## start Data provided

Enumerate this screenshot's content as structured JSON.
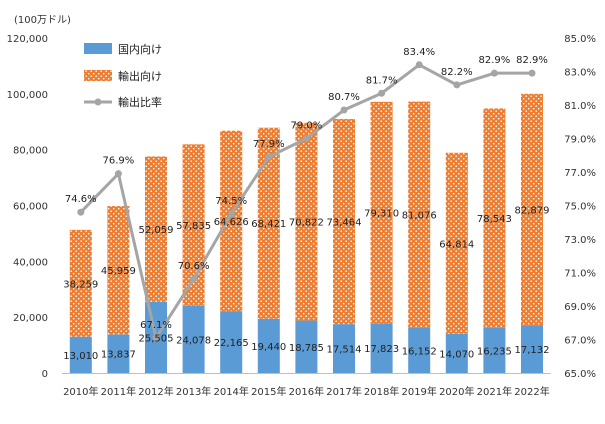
{
  "chart_data": {
    "type": "bar+line",
    "y_unit_label": "(100万ドル)",
    "categories": [
      "2010年",
      "2011年",
      "2012年",
      "2013年",
      "2014年",
      "2015年",
      "2016年",
      "2017年",
      "2018年",
      "2019年",
      "2020年",
      "2021年",
      "2022年"
    ],
    "series": [
      {
        "name": "国内向け",
        "kind": "stacked-bar",
        "axis": "left",
        "color": "#5b9bd5",
        "values": [
          13010,
          13837,
          25505,
          24078,
          22165,
          19440,
          18785,
          17514,
          17823,
          16152,
          14070,
          16235,
          17132
        ],
        "labels": [
          "13,010",
          "13,837",
          "25,505",
          "24,078",
          "22,165",
          "19,440",
          "18,785",
          "17,514",
          "17,823",
          "16,152",
          "14,070",
          "16,235",
          "17,132"
        ]
      },
      {
        "name": "輸出向け",
        "kind": "stacked-bar",
        "axis": "left",
        "color": "#ed7d31",
        "pattern": "dotted",
        "values": [
          38259,
          45959,
          52059,
          57835,
          64626,
          68421,
          70822,
          73464,
          79310,
          81076,
          64814,
          78543,
          82879
        ],
        "labels": [
          "38,259",
          "45,959",
          "52,059",
          "57,835",
          "64,626",
          "68,421",
          "70,822",
          "73,464",
          "79,310",
          "81,076",
          "64,814",
          "78,543",
          "82,879"
        ]
      },
      {
        "name": "輸出比率",
        "kind": "line",
        "axis": "right",
        "color": "#a5a5a5",
        "values": [
          74.6,
          76.9,
          67.1,
          70.6,
          74.5,
          77.9,
          79.0,
          80.7,
          81.7,
          83.4,
          82.2,
          82.9,
          82.9
        ],
        "labels": [
          "74.6%",
          "76.9%",
          "67.1%",
          "70.6%",
          "74.5%",
          "77.9%",
          "79.0%",
          "80.7%",
          "81.7%",
          "83.4%",
          "82.2%",
          "82.9%",
          "82.9%"
        ]
      }
    ],
    "left_axis": {
      "min": 0,
      "max": 120000,
      "step": 20000,
      "tick_labels": [
        "0",
        "20,000",
        "40,000",
        "60,000",
        "80,000",
        "100,000",
        "120,000"
      ]
    },
    "right_axis": {
      "min": 65,
      "max": 85,
      "step": 2,
      "tick_labels": [
        "65.0%",
        "67.0%",
        "69.0%",
        "71.0%",
        "73.0%",
        "75.0%",
        "77.0%",
        "79.0%",
        "81.0%",
        "83.0%",
        "85.0%"
      ]
    },
    "legend": {
      "position": "top-left",
      "entries": [
        "国内向け",
        "輸出向け",
        "輸出比率"
      ]
    },
    "grid": false
  }
}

## end Data provided

— Task requirements —
Reproduce the material above in full, exactly, with no images.

— Task output —
Enumerate this screenshot's content as structured JSON.
{
  "chart_data": {
    "type": "bar+line",
    "y_unit_label": "(100万ドル)",
    "categories": [
      "2010年",
      "2011年",
      "2012年",
      "2013年",
      "2014年",
      "2015年",
      "2016年",
      "2017年",
      "2018年",
      "2019年",
      "2020年",
      "2021年",
      "2022年"
    ],
    "series": [
      {
        "name": "国内向け",
        "kind": "stacked-bar",
        "axis": "left",
        "color": "#5b9bd5",
        "values": [
          13010,
          13837,
          25505,
          24078,
          22165,
          19440,
          18785,
          17514,
          17823,
          16152,
          14070,
          16235,
          17132
        ],
        "labels": [
          "13,010",
          "13,837",
          "25,505",
          "24,078",
          "22,165",
          "19,440",
          "18,785",
          "17,514",
          "17,823",
          "16,152",
          "14,070",
          "16,235",
          "17,132"
        ]
      },
      {
        "name": "輸出向け",
        "kind": "stacked-bar",
        "axis": "left",
        "color": "#ed7d31",
        "pattern": "dotted",
        "values": [
          38259,
          45959,
          52059,
          57835,
          64626,
          68421,
          70822,
          73464,
          79310,
          81076,
          64814,
          78543,
          82879
        ],
        "labels": [
          "38,259",
          "45,959",
          "52,059",
          "57,835",
          "64,626",
          "68,421",
          "70,822",
          "73,464",
          "79,310",
          "81,076",
          "64,814",
          "78,543",
          "82,879"
        ]
      },
      {
        "name": "輸出比率",
        "kind": "line",
        "axis": "right",
        "color": "#a5a5a5",
        "values": [
          74.6,
          76.9,
          67.1,
          70.6,
          74.5,
          77.9,
          79.0,
          80.7,
          81.7,
          83.4,
          82.2,
          82.9,
          82.9
        ],
        "labels": [
          "74.6%",
          "76.9%",
          "67.1%",
          "70.6%",
          "74.5%",
          "77.9%",
          "79.0%",
          "80.7%",
          "81.7%",
          "83.4%",
          "82.2%",
          "82.9%",
          "82.9%"
        ]
      }
    ],
    "left_axis": {
      "min": 0,
      "max": 120000,
      "step": 20000,
      "tick_labels": [
        "0",
        "20,000",
        "40,000",
        "60,000",
        "80,000",
        "100,000",
        "120,000"
      ]
    },
    "right_axis": {
      "min": 65,
      "max": 85,
      "step": 2,
      "tick_labels": [
        "65.0%",
        "67.0%",
        "69.0%",
        "71.0%",
        "73.0%",
        "75.0%",
        "77.0%",
        "79.0%",
        "81.0%",
        "83.0%",
        "85.0%"
      ]
    },
    "legend": {
      "position": "top-left",
      "entries": [
        "国内向け",
        "輸出向け",
        "輸出比率"
      ]
    },
    "grid": false
  }
}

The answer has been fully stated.